* Given exercise
Retype every entry in its entirety, without alteration.
● ● ● ● ● ● ●
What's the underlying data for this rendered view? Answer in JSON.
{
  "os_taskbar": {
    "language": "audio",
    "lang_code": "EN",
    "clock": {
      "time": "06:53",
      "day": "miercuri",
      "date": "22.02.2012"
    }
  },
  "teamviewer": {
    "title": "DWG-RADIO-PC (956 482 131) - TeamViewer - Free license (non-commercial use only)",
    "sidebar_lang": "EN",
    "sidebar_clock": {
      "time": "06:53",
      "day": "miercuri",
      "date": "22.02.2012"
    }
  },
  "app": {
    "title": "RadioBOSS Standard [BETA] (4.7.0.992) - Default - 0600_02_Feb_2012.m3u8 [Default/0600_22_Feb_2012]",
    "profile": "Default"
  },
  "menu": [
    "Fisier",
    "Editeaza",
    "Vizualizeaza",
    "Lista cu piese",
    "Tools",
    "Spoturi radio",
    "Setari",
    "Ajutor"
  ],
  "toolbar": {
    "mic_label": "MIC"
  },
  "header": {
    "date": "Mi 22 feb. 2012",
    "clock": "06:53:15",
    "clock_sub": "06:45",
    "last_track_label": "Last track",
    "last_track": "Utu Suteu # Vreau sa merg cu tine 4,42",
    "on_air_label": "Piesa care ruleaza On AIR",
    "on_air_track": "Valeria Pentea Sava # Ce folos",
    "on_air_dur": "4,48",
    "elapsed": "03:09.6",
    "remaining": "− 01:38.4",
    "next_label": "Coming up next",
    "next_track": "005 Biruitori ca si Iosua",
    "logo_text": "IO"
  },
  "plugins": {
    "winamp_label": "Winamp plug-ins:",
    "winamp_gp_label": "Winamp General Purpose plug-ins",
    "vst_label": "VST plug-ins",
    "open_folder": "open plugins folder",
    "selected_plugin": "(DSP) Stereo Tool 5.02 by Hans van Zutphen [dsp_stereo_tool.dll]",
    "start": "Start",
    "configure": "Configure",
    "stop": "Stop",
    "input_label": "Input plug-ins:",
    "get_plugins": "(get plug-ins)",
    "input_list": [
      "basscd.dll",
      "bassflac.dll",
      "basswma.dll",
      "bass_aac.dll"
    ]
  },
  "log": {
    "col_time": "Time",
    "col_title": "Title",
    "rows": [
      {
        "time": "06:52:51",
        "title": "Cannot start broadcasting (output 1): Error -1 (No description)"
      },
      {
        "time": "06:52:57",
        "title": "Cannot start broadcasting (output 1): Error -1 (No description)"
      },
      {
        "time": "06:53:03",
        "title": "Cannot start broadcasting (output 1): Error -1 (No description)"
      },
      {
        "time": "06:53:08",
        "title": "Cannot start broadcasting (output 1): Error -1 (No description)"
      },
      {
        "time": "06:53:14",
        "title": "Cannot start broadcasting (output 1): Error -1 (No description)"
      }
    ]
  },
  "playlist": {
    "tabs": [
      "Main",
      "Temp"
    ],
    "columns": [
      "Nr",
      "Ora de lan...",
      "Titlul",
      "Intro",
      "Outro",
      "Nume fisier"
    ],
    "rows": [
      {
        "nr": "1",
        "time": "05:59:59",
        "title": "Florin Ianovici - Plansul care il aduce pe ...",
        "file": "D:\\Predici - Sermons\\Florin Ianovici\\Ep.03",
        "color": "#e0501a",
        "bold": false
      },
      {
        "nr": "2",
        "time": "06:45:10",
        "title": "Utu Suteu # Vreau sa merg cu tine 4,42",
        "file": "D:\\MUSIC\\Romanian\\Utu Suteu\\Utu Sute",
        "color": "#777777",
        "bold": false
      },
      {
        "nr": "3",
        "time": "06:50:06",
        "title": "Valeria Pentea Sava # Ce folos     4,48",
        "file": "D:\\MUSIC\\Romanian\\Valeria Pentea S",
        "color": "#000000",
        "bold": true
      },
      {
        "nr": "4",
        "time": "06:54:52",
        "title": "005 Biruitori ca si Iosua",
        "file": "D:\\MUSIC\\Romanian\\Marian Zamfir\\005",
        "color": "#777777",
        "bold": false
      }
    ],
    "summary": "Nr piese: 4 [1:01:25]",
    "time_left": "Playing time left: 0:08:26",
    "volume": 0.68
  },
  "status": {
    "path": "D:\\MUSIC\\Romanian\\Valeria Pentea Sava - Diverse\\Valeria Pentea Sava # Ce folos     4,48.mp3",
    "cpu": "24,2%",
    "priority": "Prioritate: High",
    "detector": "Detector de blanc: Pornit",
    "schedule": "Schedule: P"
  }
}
● ● ● ● ● ● ●
* Reply
What's the underlying data for this rendered view? Answer in JSON.
{
  "os_taskbar": {
    "language": "audio",
    "lang_code": "EN",
    "clock": {
      "time": "06:53",
      "day": "miercuri",
      "date": "22.02.2012"
    }
  },
  "teamviewer": {
    "title": "DWG-RADIO-PC (956 482 131) - TeamViewer - Free license (non-commercial use only)",
    "sidebar_lang": "EN",
    "sidebar_clock": {
      "time": "06:53",
      "day": "miercuri",
      "date": "22.02.2012"
    }
  },
  "app": {
    "title": "RadioBOSS Standard [BETA] (4.7.0.992) - Default - 0600_02_Feb_2012.m3u8 [Default/0600_22_Feb_2012]",
    "profile": "Default"
  },
  "menu": [
    "Fisier",
    "Editeaza",
    "Vizualizeaza",
    "Lista cu piese",
    "Tools",
    "Spoturi radio",
    "Setari",
    "Ajutor"
  ],
  "toolbar": {
    "mic_label": "MIC"
  },
  "header": {
    "date": "Mi 22 feb. 2012",
    "clock": "06:53:15",
    "clock_sub": "06:45",
    "last_track_label": "Last track",
    "last_track": "Utu Suteu # Vreau sa merg cu tine 4,42",
    "on_air_label": "Piesa care ruleaza On AIR",
    "on_air_track": "Valeria Pentea Sava # Ce folos",
    "on_air_dur": "4,48",
    "elapsed": "03:09.6",
    "remaining": "− 01:38.4",
    "next_label": "Coming up next",
    "next_track": "005 Biruitori ca si Iosua",
    "logo_text": "IO"
  },
  "plugins": {
    "winamp_label": "Winamp plug-ins:",
    "winamp_gp_label": "Winamp General Purpose plug-ins",
    "vst_label": "VST plug-ins",
    "open_folder": "open plugins folder",
    "selected_plugin": "(DSP) Stereo Tool 5.02 by Hans van Zutphen [dsp_stereo_tool.dll]",
    "start": "Start",
    "configure": "Configure",
    "stop": "Stop",
    "input_label": "Input plug-ins:",
    "get_plugins": "(get plug-ins)",
    "input_list": [
      "basscd.dll",
      "bassflac.dll",
      "basswma.dll",
      "bass_aac.dll"
    ]
  },
  "log": {
    "col_time": "Time",
    "col_title": "Title",
    "rows": [
      {
        "time": "06:52:51",
        "title": "Cannot start broadcasting (output 1): Error -1 (No description)"
      },
      {
        "time": "06:52:57",
        "title": "Cannot start broadcasting (output 1): Error -1 (No description)"
      },
      {
        "time": "06:53:03",
        "title": "Cannot start broadcasting (output 1): Error -1 (No description)"
      },
      {
        "time": "06:53:08",
        "title": "Cannot start broadcasting (output 1): Error -1 (No description)"
      },
      {
        "time": "06:53:14",
        "title": "Cannot start broadcasting (output 1): Error -1 (No description)"
      }
    ]
  },
  "playlist": {
    "tabs": [
      "Main",
      "Temp"
    ],
    "columns": [
      "Nr",
      "Ora de lan...",
      "Titlul",
      "Intro",
      "Outro",
      "Nume fisier"
    ],
    "rows": [
      {
        "nr": "1",
        "time": "05:59:59",
        "title": "Florin Ianovici - Plansul care il aduce pe ...",
        "file": "D:\\Predici - Sermons\\Florin Ianovici\\Ep.03",
        "color": "#e0501a",
        "bold": false
      },
      {
        "nr": "2",
        "time": "06:45:10",
        "title": "Utu Suteu # Vreau sa merg cu tine 4,42",
        "file": "D:\\MUSIC\\Romanian\\Utu Suteu\\Utu Sute",
        "color": "#777777",
        "bold": false
      },
      {
        "nr": "3",
        "time": "06:50:06",
        "title": "Valeria Pentea Sava # Ce folos     4,48",
        "file": "D:\\MUSIC\\Romanian\\Valeria Pentea S",
        "color": "#000000",
        "bold": true
      },
      {
        "nr": "4",
        "time": "06:54:52",
        "title": "005 Biruitori ca si Iosua",
        "file": "D:\\MUSIC\\Romanian\\Marian Zamfir\\005",
        "color": "#777777",
        "bold": false
      }
    ],
    "summary": "Nr piese: 4 [1:01:25]",
    "time_left": "Playing time left: 0:08:26",
    "volume": 0.68
  },
  "status": {
    "path": "D:\\MUSIC\\Romanian\\Valeria Pentea Sava - Diverse\\Valeria Pentea Sava # Ce folos     4,48.mp3",
    "cpu": "24,2%",
    "priority": "Prioritate: High",
    "detector": "Detector de blanc: Pornit",
    "schedule": "Schedule: P"
  }
}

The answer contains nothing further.